Below are the records; locate each line with the word "JSON" and copy it.

**** Data excerpts

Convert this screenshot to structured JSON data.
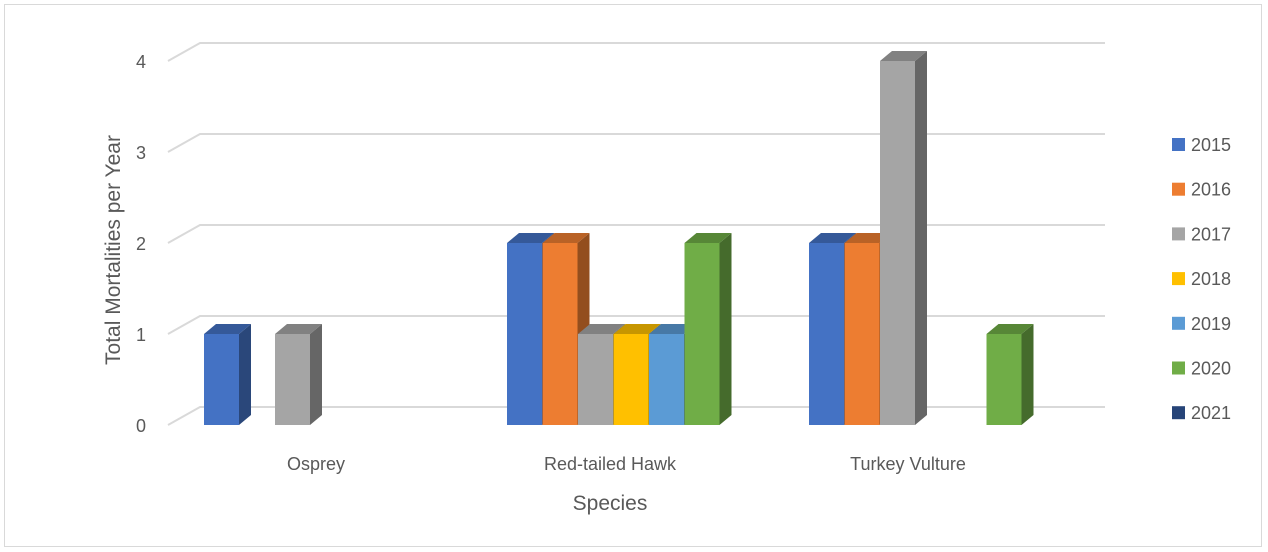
{
  "chart_data": {
    "type": "bar",
    "title": "",
    "xlabel": "Species",
    "ylabel": "Total Mortalities per Year",
    "ylim": [
      0,
      4
    ],
    "yticks": [
      "0",
      "1",
      "2",
      "3",
      "4"
    ],
    "categories": [
      "Osprey",
      "Red-tailed Hawk",
      "Turkey Vulture"
    ],
    "series": [
      {
        "name": "2015",
        "color": "#4472C4",
        "values": [
          1,
          2,
          2
        ]
      },
      {
        "name": "2016",
        "color": "#ED7D31",
        "values": [
          null,
          2,
          2
        ]
      },
      {
        "name": "2017",
        "color": "#A5A5A5",
        "values": [
          1,
          1,
          4
        ]
      },
      {
        "name": "2018",
        "color": "#FFC000",
        "values": [
          null,
          1,
          null
        ]
      },
      {
        "name": "2019",
        "color": "#5B9BD5",
        "values": [
          null,
          1,
          null
        ]
      },
      {
        "name": "2020",
        "color": "#70AD47",
        "values": [
          null,
          2,
          1
        ]
      },
      {
        "name": "2021",
        "color": "#264478",
        "values": [
          null,
          null,
          null
        ]
      }
    ],
    "grid": true,
    "legend": "right",
    "style": "3d-clustered-column"
  }
}
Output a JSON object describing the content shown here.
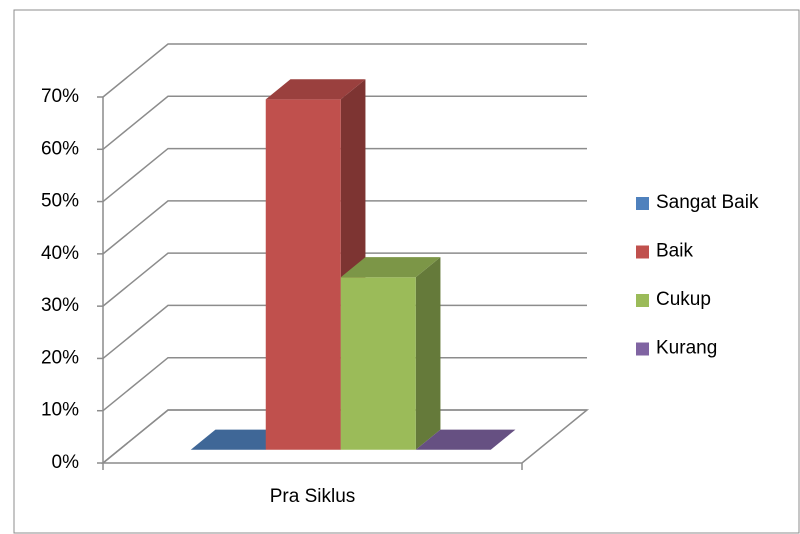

********

▶ [Solution for this exercise]:
Convert this screenshot to structured JSON data.
Output a JSON object describing the content shown here.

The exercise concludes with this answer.